[Available records]
-------

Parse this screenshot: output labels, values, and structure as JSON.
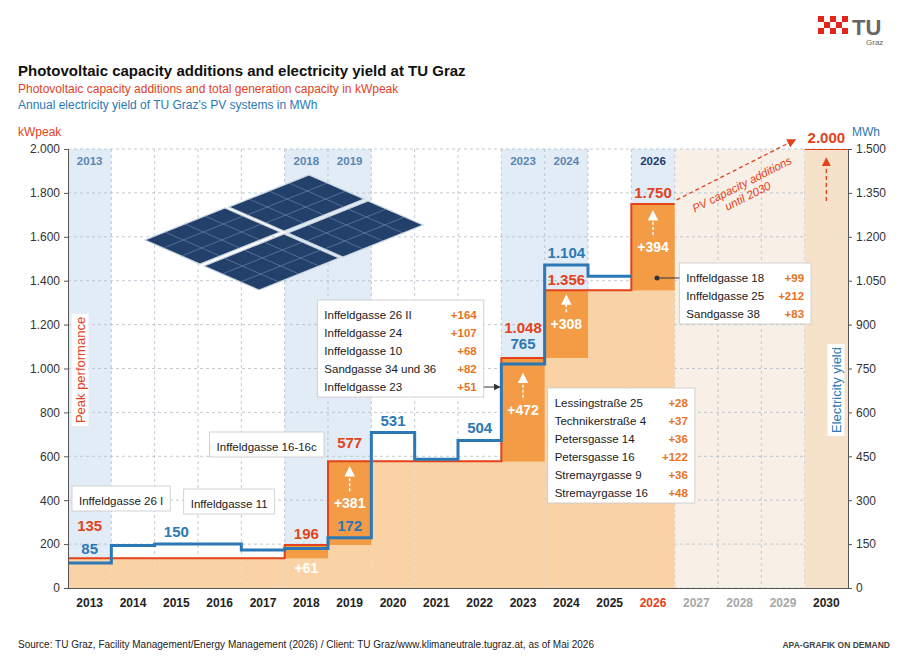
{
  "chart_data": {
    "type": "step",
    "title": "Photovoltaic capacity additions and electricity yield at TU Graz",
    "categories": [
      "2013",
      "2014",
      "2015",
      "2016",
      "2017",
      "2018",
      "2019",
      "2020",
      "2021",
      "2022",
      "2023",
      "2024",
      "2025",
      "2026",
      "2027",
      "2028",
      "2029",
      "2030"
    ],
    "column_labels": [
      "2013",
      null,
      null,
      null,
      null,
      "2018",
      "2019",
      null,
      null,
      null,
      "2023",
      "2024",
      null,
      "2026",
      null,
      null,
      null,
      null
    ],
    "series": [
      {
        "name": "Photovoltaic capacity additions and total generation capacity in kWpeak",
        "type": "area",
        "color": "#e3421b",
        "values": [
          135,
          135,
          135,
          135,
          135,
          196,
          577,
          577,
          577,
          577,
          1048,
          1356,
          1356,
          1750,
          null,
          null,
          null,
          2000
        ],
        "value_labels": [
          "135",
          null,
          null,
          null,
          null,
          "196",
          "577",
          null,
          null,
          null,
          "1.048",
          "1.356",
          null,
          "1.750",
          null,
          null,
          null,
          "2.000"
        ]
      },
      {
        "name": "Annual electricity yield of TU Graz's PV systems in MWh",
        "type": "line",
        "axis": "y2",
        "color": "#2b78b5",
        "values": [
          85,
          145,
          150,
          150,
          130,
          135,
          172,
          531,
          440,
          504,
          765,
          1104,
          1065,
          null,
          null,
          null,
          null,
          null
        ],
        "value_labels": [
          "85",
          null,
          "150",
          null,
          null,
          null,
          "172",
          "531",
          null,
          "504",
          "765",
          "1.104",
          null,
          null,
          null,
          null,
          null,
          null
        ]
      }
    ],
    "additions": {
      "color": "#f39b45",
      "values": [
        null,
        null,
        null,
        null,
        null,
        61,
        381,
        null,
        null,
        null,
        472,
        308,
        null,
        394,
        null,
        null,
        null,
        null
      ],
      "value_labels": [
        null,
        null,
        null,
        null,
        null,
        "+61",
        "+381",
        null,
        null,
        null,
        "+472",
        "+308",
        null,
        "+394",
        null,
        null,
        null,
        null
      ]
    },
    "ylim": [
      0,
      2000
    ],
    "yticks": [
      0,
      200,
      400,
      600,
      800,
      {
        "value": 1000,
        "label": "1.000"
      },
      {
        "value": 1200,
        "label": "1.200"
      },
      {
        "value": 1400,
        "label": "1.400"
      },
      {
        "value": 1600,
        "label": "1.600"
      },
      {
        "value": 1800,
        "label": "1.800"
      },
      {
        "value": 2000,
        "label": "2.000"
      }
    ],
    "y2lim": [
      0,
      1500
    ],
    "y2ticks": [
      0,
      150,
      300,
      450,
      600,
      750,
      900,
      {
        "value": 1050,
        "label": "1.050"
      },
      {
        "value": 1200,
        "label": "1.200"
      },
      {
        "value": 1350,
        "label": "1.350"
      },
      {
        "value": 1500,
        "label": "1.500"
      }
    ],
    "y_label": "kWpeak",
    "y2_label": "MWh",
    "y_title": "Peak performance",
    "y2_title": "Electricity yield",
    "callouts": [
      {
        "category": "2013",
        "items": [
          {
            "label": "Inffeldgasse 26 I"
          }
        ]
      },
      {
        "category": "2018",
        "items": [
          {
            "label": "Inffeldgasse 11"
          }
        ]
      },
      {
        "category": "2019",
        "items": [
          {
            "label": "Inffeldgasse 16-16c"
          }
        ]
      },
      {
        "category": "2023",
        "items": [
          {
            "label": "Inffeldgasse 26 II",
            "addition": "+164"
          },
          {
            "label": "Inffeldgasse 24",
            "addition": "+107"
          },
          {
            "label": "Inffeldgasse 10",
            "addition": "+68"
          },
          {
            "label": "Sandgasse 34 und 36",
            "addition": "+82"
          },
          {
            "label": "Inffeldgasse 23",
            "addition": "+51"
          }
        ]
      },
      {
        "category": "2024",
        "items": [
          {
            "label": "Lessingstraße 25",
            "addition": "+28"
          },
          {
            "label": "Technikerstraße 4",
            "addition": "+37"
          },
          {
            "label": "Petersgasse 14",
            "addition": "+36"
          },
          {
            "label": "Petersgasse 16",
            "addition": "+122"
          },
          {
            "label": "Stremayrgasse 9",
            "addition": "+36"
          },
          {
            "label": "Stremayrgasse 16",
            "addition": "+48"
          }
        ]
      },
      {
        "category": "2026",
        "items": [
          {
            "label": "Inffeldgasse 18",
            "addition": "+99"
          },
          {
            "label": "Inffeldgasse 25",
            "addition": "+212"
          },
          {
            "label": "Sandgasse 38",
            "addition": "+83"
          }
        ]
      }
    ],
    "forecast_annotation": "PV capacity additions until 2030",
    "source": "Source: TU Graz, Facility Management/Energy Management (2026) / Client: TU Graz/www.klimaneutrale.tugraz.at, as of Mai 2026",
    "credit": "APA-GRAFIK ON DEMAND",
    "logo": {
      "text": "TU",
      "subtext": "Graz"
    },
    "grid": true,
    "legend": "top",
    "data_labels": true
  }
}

-------

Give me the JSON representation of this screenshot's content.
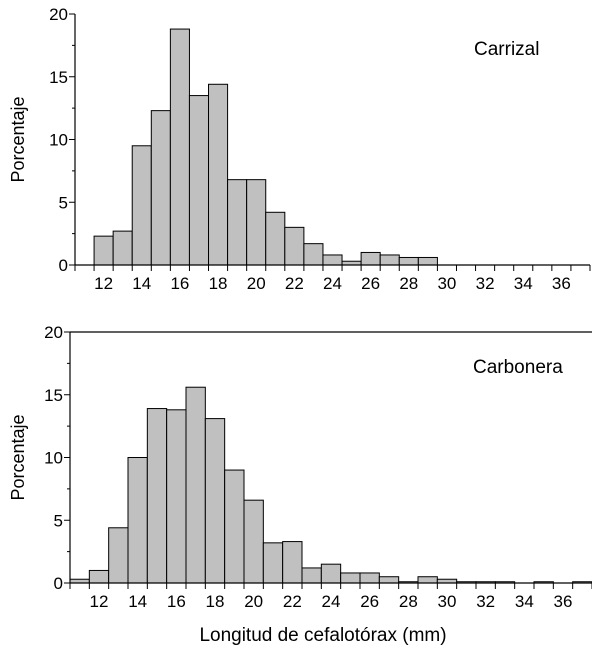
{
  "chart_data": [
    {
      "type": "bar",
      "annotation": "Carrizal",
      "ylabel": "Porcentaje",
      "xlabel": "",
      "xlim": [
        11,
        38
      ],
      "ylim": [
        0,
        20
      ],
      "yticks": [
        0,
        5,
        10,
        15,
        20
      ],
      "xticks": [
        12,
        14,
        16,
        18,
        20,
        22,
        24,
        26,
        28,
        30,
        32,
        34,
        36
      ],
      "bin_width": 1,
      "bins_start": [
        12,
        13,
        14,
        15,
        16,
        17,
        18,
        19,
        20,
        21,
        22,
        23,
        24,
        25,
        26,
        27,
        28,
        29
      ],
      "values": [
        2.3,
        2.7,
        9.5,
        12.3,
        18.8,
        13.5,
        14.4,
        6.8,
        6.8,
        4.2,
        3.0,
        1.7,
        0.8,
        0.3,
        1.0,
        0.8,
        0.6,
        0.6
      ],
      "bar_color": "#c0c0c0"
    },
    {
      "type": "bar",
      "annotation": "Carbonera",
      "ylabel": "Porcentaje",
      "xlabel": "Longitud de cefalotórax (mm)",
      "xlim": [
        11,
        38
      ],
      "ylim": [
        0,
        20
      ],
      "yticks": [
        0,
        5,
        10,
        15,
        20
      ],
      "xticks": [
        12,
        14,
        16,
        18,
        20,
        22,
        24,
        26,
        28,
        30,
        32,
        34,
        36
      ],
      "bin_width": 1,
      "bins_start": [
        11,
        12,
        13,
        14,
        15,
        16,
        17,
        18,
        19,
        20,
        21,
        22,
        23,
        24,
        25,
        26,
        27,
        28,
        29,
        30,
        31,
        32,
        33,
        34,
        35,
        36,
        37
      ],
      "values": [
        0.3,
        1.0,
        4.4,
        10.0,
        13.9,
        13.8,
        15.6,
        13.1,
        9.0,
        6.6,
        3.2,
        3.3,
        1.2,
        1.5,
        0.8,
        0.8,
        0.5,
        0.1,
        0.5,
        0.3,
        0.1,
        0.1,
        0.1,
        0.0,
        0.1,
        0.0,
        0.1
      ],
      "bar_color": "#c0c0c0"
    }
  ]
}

-------

[Set problem] Gather up the lines containing the word "Petersgasse" from these records and copy them.

[Output below]
            "label": "Petersgasse 14",
            "label": "Petersgasse 16",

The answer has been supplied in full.